Testo estratto:
──────────────────────────────

Marco Rettani è scrittore, autore, compositore e discografico, che è uscito ora con il suo nuovo libro dedicato al Festival di Sanremo.
Si chiama “Ho vinto il Festival di Sanremo – Special Edition 75esimo Sanremo” (La Bussola Edizioni) ed è una ristampa speciale aggionrata del libro di Rettani e del giornalista e scrittore Nico Donvito. In questo progetto sono infatti stati ripresi alcuni dei momenti più importanti della loro carriera che sono legati alla vittoria della kermesse della Canzone Italiana, e a questi si sono aggiunti quattro nuovi capitoli dedicati alle storie di Gigliola Cinquetti, Albano, Roberto Vecchioni e Angelina Mango. Ad incorniciare l’intero volume ci sono Carlo Conti nella prefazione, Pippo Baudo con una lettera al Festival che ha condotto per ben 13 edizioni e Amadeus nella postfazione.
In vista dell’uscita del libro, Rettani si è quindi raccontato senza filtri ripercorrendo con noi le tappe più importanti della sua vita e della sua carriera.
Produttore discografico, autore di canzoni e scrittore. Ha scritto per i più grandi cantanti della nostra nazione. Quando nasce però il legame con le parole e con il mondo musicale?
Non c’è un momento in cui nasce il legame con le parole, ma è una cosa che si porta dentro. Nella mia epoca, si scriveva spesso su pagine di diari o su fogli di carta, mentre ora la tecnologia ha cambiato moltissimo le cose. Si è sempre attaccati alle parole ma in un modo diverso, e questo crea sicuramente meno appartenenza alle parole. Di certo ci sono anche tantissimi vantaggi che i ragazzi di oggi hanno acquisito, e sarebbe incomprensibile pensare che i giovani debbano ora tornare alla penna o al foglio. Diventa quindi anche più facile scrivere, perché io in primis – ad esempio girando in macchina – mi segno le idee che mi vengono in mente, ed è questo che è necessariamente cambiato.
Patty Pravo, Laura Pausini, Alessandra Amoroso, Orietta Berti e così via… Ha collaborato con loro e con molti altri, ma c’è un artista che gli è rimasto particolarmente nel cuore e a cui si sente legato da un rapporto speciale?

──────────────────────────────

Dati forniti:

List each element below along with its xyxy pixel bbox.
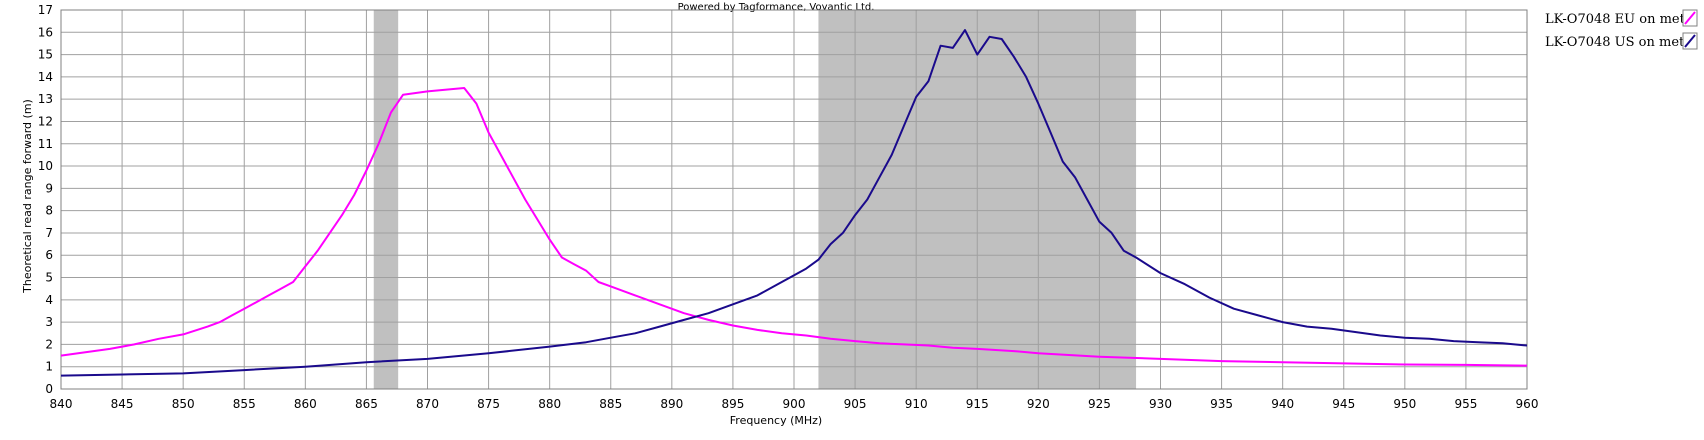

──────────────────────────────

Compiti assegnati:
a. Secondo il testo estratto, chi firma la prefazione del libro?
b. Trascriva dal testo estratto il passo che va da «In vista dell’uscita» fino a «il mondo musicale?» compreso.

Risposte:
a. Carlo Conti.

b.
In vista dell’uscita del libro, Rettani si è quindi raccontato senza filtri ripercorrendo con noi le tappe più importanti della sua vita e della sua carriera.
Produttore discografico, autore di canzoni e scrittore. Ha scritto per i più grandi cantanti della nostra nazione. Quando nasce però il legame con le parole e con il mondo musicale?